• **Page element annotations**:
══════════════════════════════
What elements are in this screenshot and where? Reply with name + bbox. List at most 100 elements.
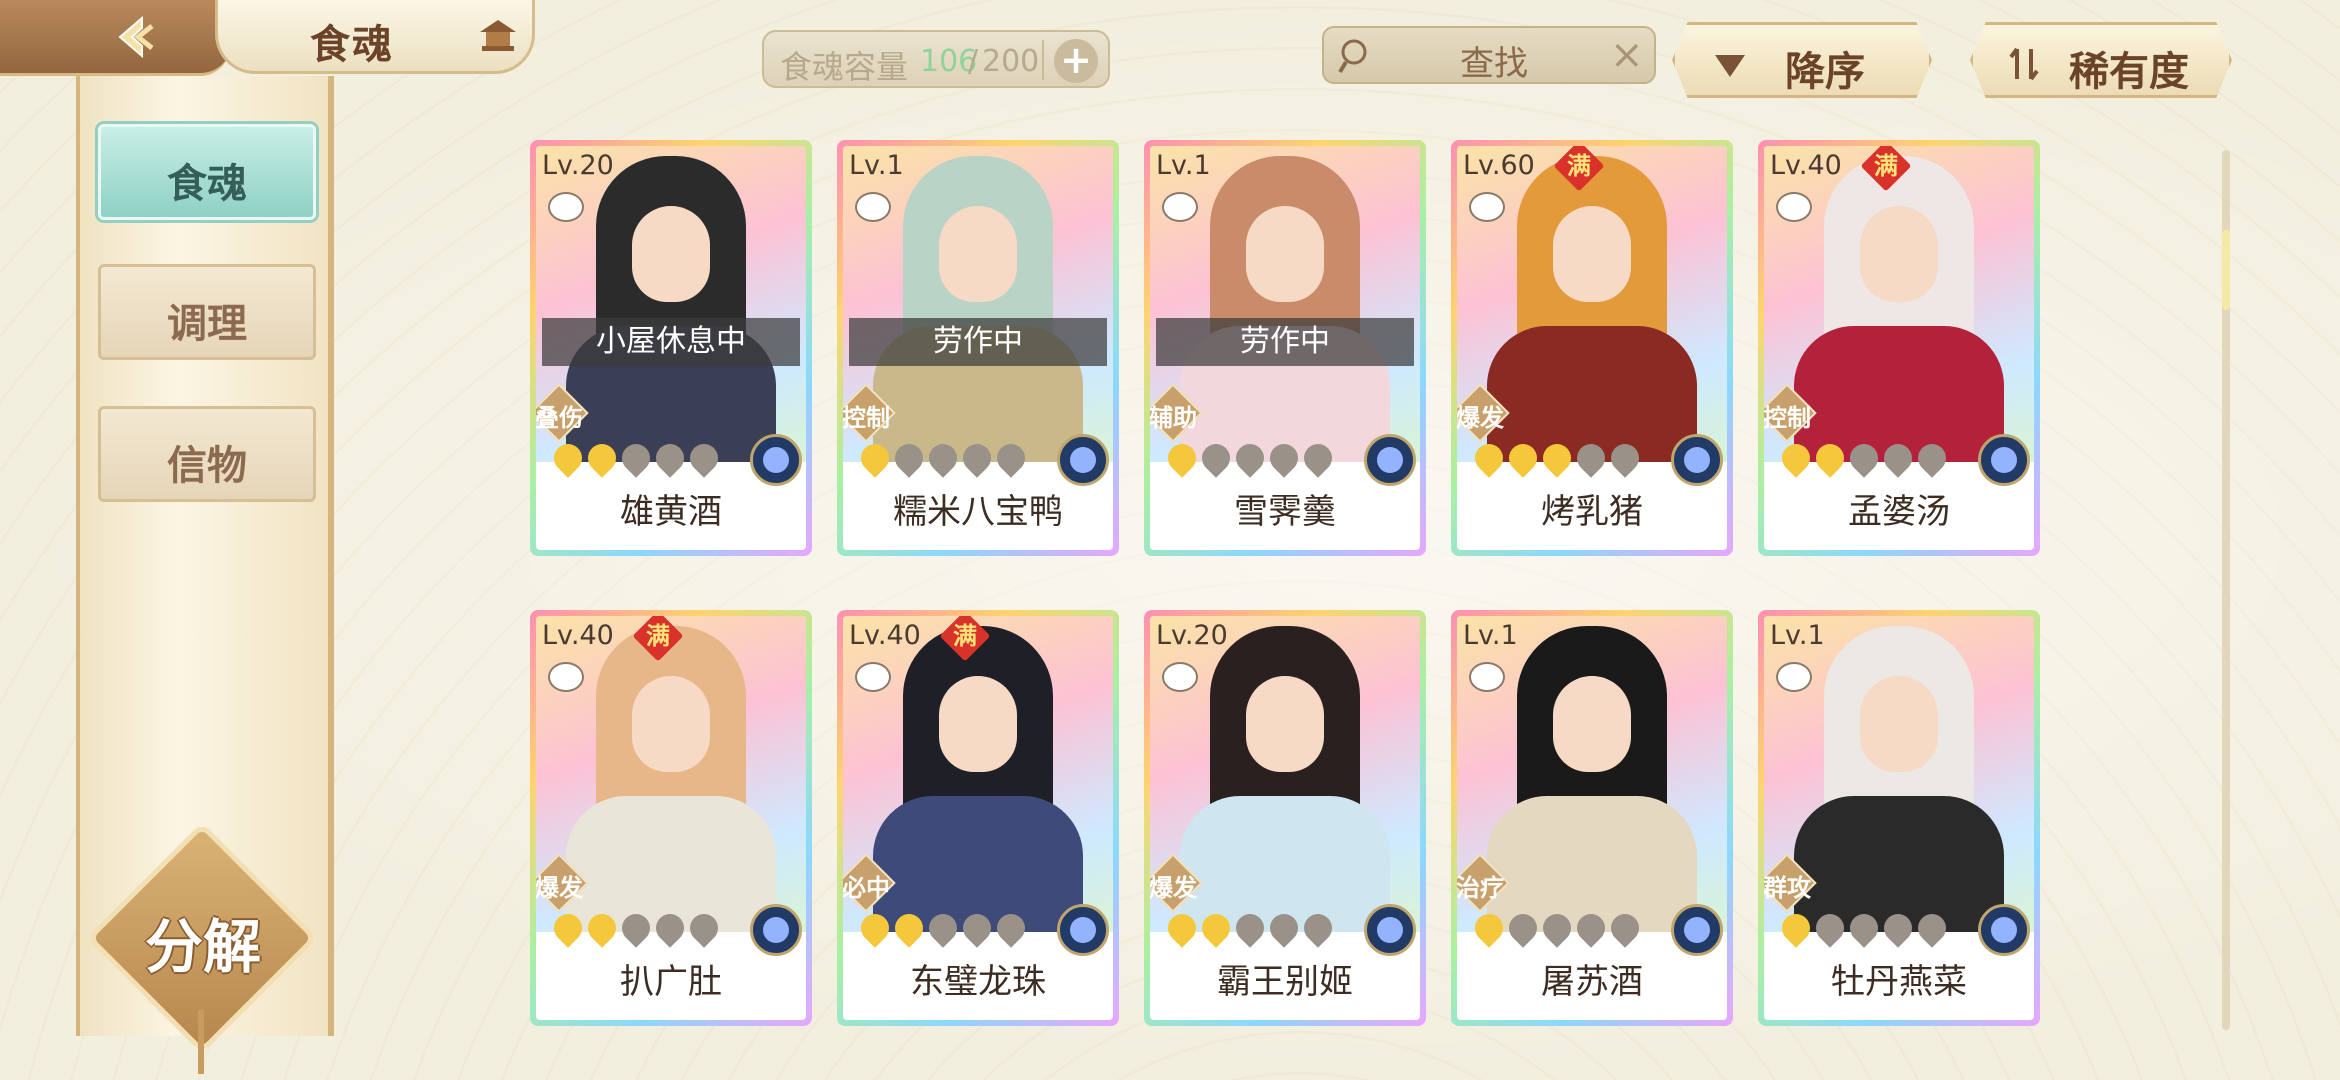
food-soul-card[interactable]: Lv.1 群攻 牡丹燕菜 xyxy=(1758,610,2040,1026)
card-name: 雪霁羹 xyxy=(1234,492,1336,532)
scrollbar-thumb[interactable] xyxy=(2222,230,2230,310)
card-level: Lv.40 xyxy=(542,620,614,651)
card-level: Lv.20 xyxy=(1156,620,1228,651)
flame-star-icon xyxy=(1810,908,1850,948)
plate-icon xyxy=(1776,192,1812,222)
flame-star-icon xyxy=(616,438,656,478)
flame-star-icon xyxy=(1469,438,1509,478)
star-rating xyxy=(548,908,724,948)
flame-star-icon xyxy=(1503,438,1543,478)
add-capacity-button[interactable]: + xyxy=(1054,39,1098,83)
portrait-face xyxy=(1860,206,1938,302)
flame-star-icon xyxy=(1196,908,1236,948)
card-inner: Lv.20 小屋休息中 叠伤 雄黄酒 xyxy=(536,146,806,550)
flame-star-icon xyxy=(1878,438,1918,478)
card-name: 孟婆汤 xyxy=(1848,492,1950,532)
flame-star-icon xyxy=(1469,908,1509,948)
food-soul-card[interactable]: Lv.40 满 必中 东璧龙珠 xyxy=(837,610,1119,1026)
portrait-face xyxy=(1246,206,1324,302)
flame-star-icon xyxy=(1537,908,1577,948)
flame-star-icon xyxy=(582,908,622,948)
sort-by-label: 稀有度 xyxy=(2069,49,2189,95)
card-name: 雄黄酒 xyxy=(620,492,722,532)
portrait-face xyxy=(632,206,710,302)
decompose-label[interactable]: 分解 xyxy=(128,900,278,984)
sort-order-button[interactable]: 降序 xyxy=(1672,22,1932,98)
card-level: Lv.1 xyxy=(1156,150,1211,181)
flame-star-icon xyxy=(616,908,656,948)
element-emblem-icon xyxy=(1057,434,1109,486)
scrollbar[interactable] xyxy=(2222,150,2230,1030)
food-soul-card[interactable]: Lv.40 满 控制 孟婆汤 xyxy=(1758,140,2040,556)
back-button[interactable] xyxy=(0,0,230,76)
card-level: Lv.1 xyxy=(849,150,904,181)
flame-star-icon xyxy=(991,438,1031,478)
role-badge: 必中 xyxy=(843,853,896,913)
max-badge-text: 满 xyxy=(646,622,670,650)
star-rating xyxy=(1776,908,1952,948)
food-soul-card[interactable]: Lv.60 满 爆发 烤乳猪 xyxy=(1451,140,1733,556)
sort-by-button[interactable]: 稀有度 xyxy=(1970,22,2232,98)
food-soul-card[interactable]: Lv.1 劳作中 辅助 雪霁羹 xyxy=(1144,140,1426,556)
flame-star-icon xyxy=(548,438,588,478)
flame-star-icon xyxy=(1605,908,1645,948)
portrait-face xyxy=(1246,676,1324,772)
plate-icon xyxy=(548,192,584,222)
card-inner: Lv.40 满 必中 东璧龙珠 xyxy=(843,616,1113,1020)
══════════════════════════════
• **Task goal**: Rewrite the listing above with every occurrence of "flame-star-icon" replaced by "fire-star-icon", keeping everything else the same and leaving out the picture.

• **Task solution**:
What elements are in this screenshot and where? Reply with name + bbox. List at most 100 elements.
food-soul-card[interactable]: Lv.1 群攻 牡丹燕菜 xyxy=(1758,610,2040,1026)
card-name: 雪霁羹 xyxy=(1234,492,1336,532)
scrollbar-thumb[interactable] xyxy=(2222,230,2230,310)
card-level: Lv.40 xyxy=(542,620,614,651)
card-level: Lv.20 xyxy=(1156,620,1228,651)
fire-star-icon xyxy=(1810,908,1850,948)
plate-icon xyxy=(1776,192,1812,222)
fire-star-icon xyxy=(616,438,656,478)
fire-star-icon xyxy=(1469,438,1509,478)
star-rating xyxy=(548,908,724,948)
fire-star-icon xyxy=(1503,438,1543,478)
add-capacity-button[interactable]: + xyxy=(1054,39,1098,83)
portrait-face xyxy=(1860,206,1938,302)
fire-star-icon xyxy=(1196,908,1236,948)
card-inner: Lv.20 小屋休息中 叠伤 雄黄酒 xyxy=(536,146,806,550)
fire-star-icon xyxy=(1878,438,1918,478)
card-name: 孟婆汤 xyxy=(1848,492,1950,532)
fire-star-icon xyxy=(1469,908,1509,948)
food-soul-card[interactable]: Lv.40 满 必中 东璧龙珠 xyxy=(837,610,1119,1026)
portrait-face xyxy=(1246,206,1324,302)
fire-star-icon xyxy=(1537,908,1577,948)
fire-star-icon xyxy=(582,908,622,948)
sort-by-label: 稀有度 xyxy=(2069,49,2189,95)
card-name: 雄黄酒 xyxy=(620,492,722,532)
portrait-face xyxy=(632,206,710,302)
decompose-label[interactable]: 分解 xyxy=(128,900,278,984)
sort-order-button[interactable]: 降序 xyxy=(1672,22,1932,98)
card-level: Lv.1 xyxy=(1156,150,1211,181)
fire-star-icon xyxy=(616,908,656,948)
element-emblem-icon xyxy=(1057,434,1109,486)
scrollbar[interactable] xyxy=(2222,150,2230,1030)
food-soul-card[interactable]: Lv.40 满 控制 孟婆汤 xyxy=(1758,140,2040,556)
back-button[interactable] xyxy=(0,0,230,76)
card-level: Lv.1 xyxy=(849,150,904,181)
fire-star-icon xyxy=(991,438,1031,478)
role-badge: 必中 xyxy=(843,853,896,913)
max-badge-text: 满 xyxy=(646,622,670,650)
star-rating xyxy=(1776,908,1952,948)
food-soul-card[interactable]: Lv.60 满 爆发 烤乳猪 xyxy=(1451,140,1733,556)
sort-by-button[interactable]: 稀有度 xyxy=(1970,22,2232,98)
food-soul-card[interactable]: Lv.1 劳作中 辅助 雪霁羹 xyxy=(1144,140,1426,556)
fire-star-icon xyxy=(548,438,588,478)
fire-star-icon xyxy=(1605,908,1645,948)
portrait-face xyxy=(1246,676,1324,772)
plate-icon xyxy=(548,192,584,222)
card-inner: Lv.40 满 必中 东璧龙珠 xyxy=(843,616,1113,1020)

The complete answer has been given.